**PROBLEM TO WORK ON**
Print the entries verbatim, leaving out the images they contain.

[DATA PROVIDED start]

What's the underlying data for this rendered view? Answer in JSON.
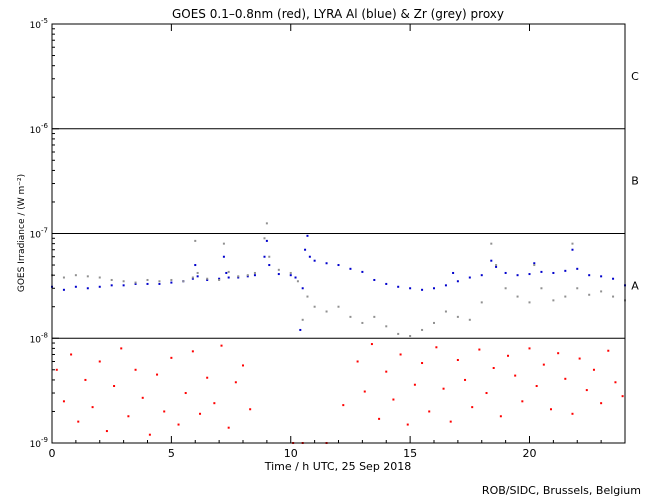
{
  "chart_data": {
    "type": "scatter",
    "title": "GOES 0.1–0.8nm (red), LYRA Al (blue) & Zr (grey) proxy",
    "xlabel": "Time / h UTC, 25 Sep 2018",
    "ylabel": "GOES Irradiance / (W m⁻²)",
    "xlim": [
      0,
      24
    ],
    "ylim": [
      1e-09,
      1e-05
    ],
    "yscale": "log",
    "x_ticks": [
      0,
      5,
      10,
      15,
      20
    ],
    "y_ticks": [
      {
        "value": 1e-05,
        "base": "10",
        "exp": "-5"
      },
      {
        "value": 1e-06,
        "base": "10",
        "exp": "-6"
      },
      {
        "value": 1e-07,
        "base": "10",
        "exp": "-7"
      },
      {
        "value": 1e-08,
        "base": "10",
        "exp": "-8"
      },
      {
        "value": 1e-09,
        "base": "10",
        "exp": "-9"
      }
    ],
    "flare_class_lines": [
      1e-06,
      1e-07,
      1e-08
    ],
    "class_labels": [
      {
        "label": "C",
        "value": 3.2e-06
      },
      {
        "label": "B",
        "value": 3.2e-07
      },
      {
        "label": "A",
        "value": 3.2e-08
      }
    ],
    "series": [
      {
        "name": "GOES 0.1–0.8nm",
        "color": "#ff0000",
        "note_style": "scattered points below 1e-8",
        "x": [
          0.2,
          0.5,
          0.8,
          1.1,
          1.4,
          1.7,
          2.0,
          2.3,
          2.6,
          2.9,
          3.2,
          3.5,
          3.8,
          4.1,
          4.4,
          4.7,
          5.0,
          5.3,
          5.6,
          5.9,
          6.2,
          6.5,
          6.8,
          7.1,
          7.4,
          7.7,
          8.0,
          8.3,
          10.1,
          10.5,
          11.5,
          12.2,
          12.8,
          13.1,
          13.4,
          13.7,
          14.0,
          14.3,
          14.6,
          14.9,
          15.2,
          15.5,
          15.8,
          16.1,
          16.4,
          16.7,
          17.0,
          17.3,
          17.6,
          17.9,
          18.2,
          18.5,
          18.8,
          19.1,
          19.4,
          19.7,
          20.0,
          20.3,
          20.6,
          20.9,
          21.2,
          21.5,
          21.8,
          22.1,
          22.4,
          22.7,
          23.0,
          23.3,
          23.6,
          23.9
        ],
        "y": [
          5e-09,
          2.5e-09,
          7e-09,
          1.6e-09,
          4e-09,
          2.2e-09,
          6e-09,
          1.3e-09,
          3.5e-09,
          8e-09,
          1.8e-09,
          5e-09,
          2.7e-09,
          1.2e-09,
          4.5e-09,
          2e-09,
          6.5e-09,
          1.5e-09,
          3e-09,
          7.5e-09,
          1.9e-09,
          4.2e-09,
          2.4e-09,
          8.5e-09,
          1.4e-09,
          3.8e-09,
          5.5e-09,
          2.1e-09,
          1e-09,
          1e-09,
          1e-09,
          2.3e-09,
          6e-09,
          3.1e-09,
          8.8e-09,
          1.7e-09,
          4.8e-09,
          2.6e-09,
          7e-09,
          1.5e-09,
          3.6e-09,
          5.8e-09,
          2e-09,
          8.2e-09,
          3.3e-09,
          1.6e-09,
          6.2e-09,
          4e-09,
          2.2e-09,
          7.8e-09,
          3e-09,
          5.2e-09,
          1.8e-09,
          6.8e-09,
          4.4e-09,
          2.5e-09,
          8e-09,
          3.5e-09,
          5.6e-09,
          2.1e-09,
          7.2e-09,
          4.1e-09,
          1.9e-09,
          6.4e-09,
          3.2e-09,
          5e-09,
          2.4e-09,
          7.6e-09,
          3.8e-09,
          2.8e-09
        ]
      },
      {
        "name": "LYRA Al",
        "color": "#0000cc",
        "x": [
          0,
          0.5,
          1,
          1.5,
          2,
          2.5,
          3,
          3.5,
          4,
          4.5,
          5,
          5.5,
          5.9,
          6.0,
          6.1,
          6.5,
          7,
          7.2,
          7.3,
          7.4,
          7.8,
          8.2,
          8.5,
          8.9,
          9.0,
          9.1,
          9.5,
          10,
          10.2,
          10.4,
          10.5,
          10.6,
          10.7,
          10.8,
          11,
          11.5,
          12,
          12.5,
          13,
          13.5,
          14,
          14.5,
          15,
          15.5,
          16,
          16.5,
          16.8,
          17,
          17.5,
          18,
          18.4,
          18.6,
          19,
          19.5,
          20,
          20.2,
          20.5,
          21,
          21.5,
          21.8,
          22,
          22.5,
          23,
          23.5,
          24
        ],
        "y": [
          3.1e-08,
          2.9e-08,
          3.1e-08,
          3e-08,
          3.1e-08,
          3.2e-08,
          3.2e-08,
          3.3e-08,
          3.3e-08,
          3.3e-08,
          3.4e-08,
          3.5e-08,
          3.7e-08,
          5e-08,
          3.9e-08,
          3.6e-08,
          3.7e-08,
          6e-08,
          4.2e-08,
          3.8e-08,
          3.8e-08,
          3.9e-08,
          4e-08,
          6e-08,
          8.5e-08,
          5e-08,
          4.1e-08,
          4e-08,
          3.8e-08,
          1.2e-08,
          3e-08,
          7e-08,
          9.5e-08,
          6e-08,
          5.5e-08,
          5.2e-08,
          5e-08,
          4.6e-08,
          4.3e-08,
          3.6e-08,
          3.3e-08,
          3.1e-08,
          3e-08,
          2.9e-08,
          3e-08,
          3.2e-08,
          4.2e-08,
          3.5e-08,
          3.8e-08,
          4e-08,
          5.5e-08,
          4.8e-08,
          4.2e-08,
          4e-08,
          4.1e-08,
          5.2e-08,
          4.3e-08,
          4.2e-08,
          4.4e-08,
          7e-08,
          4.6e-08,
          4e-08,
          3.9e-08,
          3.7e-08,
          3.2e-08
        ]
      },
      {
        "name": "LYRA Zr",
        "color": "#909090",
        "x": [
          0,
          0.5,
          1,
          1.5,
          2,
          2.5,
          3,
          3.5,
          4,
          4.5,
          5,
          5.5,
          5.9,
          6.0,
          6.1,
          6.5,
          7,
          7.2,
          7.4,
          7.8,
          8.2,
          8.5,
          8.9,
          9.0,
          9.1,
          9.5,
          10,
          10.3,
          10.5,
          10.7,
          11,
          11.5,
          12,
          12.5,
          13,
          13.5,
          14,
          14.5,
          15,
          15.5,
          16,
          16.5,
          17,
          17.5,
          18,
          18.4,
          18.6,
          19,
          19.5,
          20,
          20.2,
          20.5,
          21,
          21.5,
          21.8,
          22,
          22.5,
          23,
          23.5,
          24
        ],
        "y": [
          4e-08,
          3.8e-08,
          4e-08,
          3.9e-08,
          3.8e-08,
          3.6e-08,
          3.5e-08,
          3.4e-08,
          3.6e-08,
          3.5e-08,
          3.6e-08,
          3.5e-08,
          3.8e-08,
          8.5e-08,
          4.2e-08,
          3.7e-08,
          3.6e-08,
          8e-08,
          4.3e-08,
          3.9e-08,
          4e-08,
          4.2e-08,
          9e-08,
          1.25e-07,
          6e-08,
          4.5e-08,
          4.2e-08,
          3.5e-08,
          1.5e-08,
          2.5e-08,
          2e-08,
          1.8e-08,
          2e-08,
          1.6e-08,
          1.4e-08,
          1.6e-08,
          1.3e-08,
          1.1e-08,
          1.05e-08,
          1.2e-08,
          1.4e-08,
          1.8e-08,
          1.6e-08,
          1.5e-08,
          2.2e-08,
          8e-08,
          5e-08,
          3e-08,
          2.5e-08,
          2.2e-08,
          5e-08,
          3e-08,
          2.3e-08,
          2.5e-08,
          8e-08,
          3e-08,
          2.6e-08,
          2.8e-08,
          2.5e-08,
          2.3e-08
        ]
      }
    ]
  },
  "credit": "ROB/SIDC, Brussels, Belgium"
}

[DATA PROVIDED end]

**SOLUTION TO THE EXERCISE**
What's the underlying data for this rendered view? Answer in JSON.
{
  "chart_data": {
    "type": "scatter",
    "title": "GOES 0.1–0.8nm (red), LYRA Al (blue) & Zr (grey) proxy",
    "xlabel": "Time / h UTC, 25 Sep 2018",
    "ylabel": "GOES Irradiance / (W m⁻²)",
    "xlim": [
      0,
      24
    ],
    "ylim": [
      1e-09,
      1e-05
    ],
    "yscale": "log",
    "x_ticks": [
      0,
      5,
      10,
      15,
      20
    ],
    "y_ticks": [
      {
        "value": 1e-05,
        "base": "10",
        "exp": "-5"
      },
      {
        "value": 1e-06,
        "base": "10",
        "exp": "-6"
      },
      {
        "value": 1e-07,
        "base": "10",
        "exp": "-7"
      },
      {
        "value": 1e-08,
        "base": "10",
        "exp": "-8"
      },
      {
        "value": 1e-09,
        "base": "10",
        "exp": "-9"
      }
    ],
    "flare_class_lines": [
      1e-06,
      1e-07,
      1e-08
    ],
    "class_labels": [
      {
        "label": "C",
        "value": 3.2e-06
      },
      {
        "label": "B",
        "value": 3.2e-07
      },
      {
        "label": "A",
        "value": 3.2e-08
      }
    ],
    "series": [
      {
        "name": "GOES 0.1–0.8nm",
        "color": "#ff0000",
        "note_style": "scattered points below 1e-8",
        "x": [
          0.2,
          0.5,
          0.8,
          1.1,
          1.4,
          1.7,
          2.0,
          2.3,
          2.6,
          2.9,
          3.2,
          3.5,
          3.8,
          4.1,
          4.4,
          4.7,
          5.0,
          5.3,
          5.6,
          5.9,
          6.2,
          6.5,
          6.8,
          7.1,
          7.4,
          7.7,
          8.0,
          8.3,
          10.1,
          10.5,
          11.5,
          12.2,
          12.8,
          13.1,
          13.4,
          13.7,
          14.0,
          14.3,
          14.6,
          14.9,
          15.2,
          15.5,
          15.8,
          16.1,
          16.4,
          16.7,
          17.0,
          17.3,
          17.6,
          17.9,
          18.2,
          18.5,
          18.8,
          19.1,
          19.4,
          19.7,
          20.0,
          20.3,
          20.6,
          20.9,
          21.2,
          21.5,
          21.8,
          22.1,
          22.4,
          22.7,
          23.0,
          23.3,
          23.6,
          23.9
        ],
        "y": [
          5e-09,
          2.5e-09,
          7e-09,
          1.6e-09,
          4e-09,
          2.2e-09,
          6e-09,
          1.3e-09,
          3.5e-09,
          8e-09,
          1.8e-09,
          5e-09,
          2.7e-09,
          1.2e-09,
          4.5e-09,
          2e-09,
          6.5e-09,
          1.5e-09,
          3e-09,
          7.5e-09,
          1.9e-09,
          4.2e-09,
          2.4e-09,
          8.5e-09,
          1.4e-09,
          3.8e-09,
          5.5e-09,
          2.1e-09,
          1e-09,
          1e-09,
          1e-09,
          2.3e-09,
          6e-09,
          3.1e-09,
          8.8e-09,
          1.7e-09,
          4.8e-09,
          2.6e-09,
          7e-09,
          1.5e-09,
          3.6e-09,
          5.8e-09,
          2e-09,
          8.2e-09,
          3.3e-09,
          1.6e-09,
          6.2e-09,
          4e-09,
          2.2e-09,
          7.8e-09,
          3e-09,
          5.2e-09,
          1.8e-09,
          6.8e-09,
          4.4e-09,
          2.5e-09,
          8e-09,
          3.5e-09,
          5.6e-09,
          2.1e-09,
          7.2e-09,
          4.1e-09,
          1.9e-09,
          6.4e-09,
          3.2e-09,
          5e-09,
          2.4e-09,
          7.6e-09,
          3.8e-09,
          2.8e-09
        ]
      },
      {
        "name": "LYRA Al",
        "color": "#0000cc",
        "x": [
          0,
          0.5,
          1,
          1.5,
          2,
          2.5,
          3,
          3.5,
          4,
          4.5,
          5,
          5.5,
          5.9,
          6.0,
          6.1,
          6.5,
          7,
          7.2,
          7.3,
          7.4,
          7.8,
          8.2,
          8.5,
          8.9,
          9.0,
          9.1,
          9.5,
          10,
          10.2,
          10.4,
          10.5,
          10.6,
          10.7,
          10.8,
          11,
          11.5,
          12,
          12.5,
          13,
          13.5,
          14,
          14.5,
          15,
          15.5,
          16,
          16.5,
          16.8,
          17,
          17.5,
          18,
          18.4,
          18.6,
          19,
          19.5,
          20,
          20.2,
          20.5,
          21,
          21.5,
          21.8,
          22,
          22.5,
          23,
          23.5,
          24
        ],
        "y": [
          3.1e-08,
          2.9e-08,
          3.1e-08,
          3e-08,
          3.1e-08,
          3.2e-08,
          3.2e-08,
          3.3e-08,
          3.3e-08,
          3.3e-08,
          3.4e-08,
          3.5e-08,
          3.7e-08,
          5e-08,
          3.9e-08,
          3.6e-08,
          3.7e-08,
          6e-08,
          4.2e-08,
          3.8e-08,
          3.8e-08,
          3.9e-08,
          4e-08,
          6e-08,
          8.5e-08,
          5e-08,
          4.1e-08,
          4e-08,
          3.8e-08,
          1.2e-08,
          3e-08,
          7e-08,
          9.5e-08,
          6e-08,
          5.5e-08,
          5.2e-08,
          5e-08,
          4.6e-08,
          4.3e-08,
          3.6e-08,
          3.3e-08,
          3.1e-08,
          3e-08,
          2.9e-08,
          3e-08,
          3.2e-08,
          4.2e-08,
          3.5e-08,
          3.8e-08,
          4e-08,
          5.5e-08,
          4.8e-08,
          4.2e-08,
          4e-08,
          4.1e-08,
          5.2e-08,
          4.3e-08,
          4.2e-08,
          4.4e-08,
          7e-08,
          4.6e-08,
          4e-08,
          3.9e-08,
          3.7e-08,
          3.2e-08
        ]
      },
      {
        "name": "LYRA Zr",
        "color": "#909090",
        "x": [
          0,
          0.5,
          1,
          1.5,
          2,
          2.5,
          3,
          3.5,
          4,
          4.5,
          5,
          5.5,
          5.9,
          6.0,
          6.1,
          6.5,
          7,
          7.2,
          7.4,
          7.8,
          8.2,
          8.5,
          8.9,
          9.0,
          9.1,
          9.5,
          10,
          10.3,
          10.5,
          10.7,
          11,
          11.5,
          12,
          12.5,
          13,
          13.5,
          14,
          14.5,
          15,
          15.5,
          16,
          16.5,
          17,
          17.5,
          18,
          18.4,
          18.6,
          19,
          19.5,
          20,
          20.2,
          20.5,
          21,
          21.5,
          21.8,
          22,
          22.5,
          23,
          23.5,
          24
        ],
        "y": [
          4e-08,
          3.8e-08,
          4e-08,
          3.9e-08,
          3.8e-08,
          3.6e-08,
          3.5e-08,
          3.4e-08,
          3.6e-08,
          3.5e-08,
          3.6e-08,
          3.5e-08,
          3.8e-08,
          8.5e-08,
          4.2e-08,
          3.7e-08,
          3.6e-08,
          8e-08,
          4.3e-08,
          3.9e-08,
          4e-08,
          4.2e-08,
          9e-08,
          1.25e-07,
          6e-08,
          4.5e-08,
          4.2e-08,
          3.5e-08,
          1.5e-08,
          2.5e-08,
          2e-08,
          1.8e-08,
          2e-08,
          1.6e-08,
          1.4e-08,
          1.6e-08,
          1.3e-08,
          1.1e-08,
          1.05e-08,
          1.2e-08,
          1.4e-08,
          1.8e-08,
          1.6e-08,
          1.5e-08,
          2.2e-08,
          8e-08,
          5e-08,
          3e-08,
          2.5e-08,
          2.2e-08,
          5e-08,
          3e-08,
          2.3e-08,
          2.5e-08,
          8e-08,
          3e-08,
          2.6e-08,
          2.8e-08,
          2.5e-08,
          2.3e-08
        ]
      }
    ]
  },
  "credit": "ROB/SIDC, Brussels, Belgium"
}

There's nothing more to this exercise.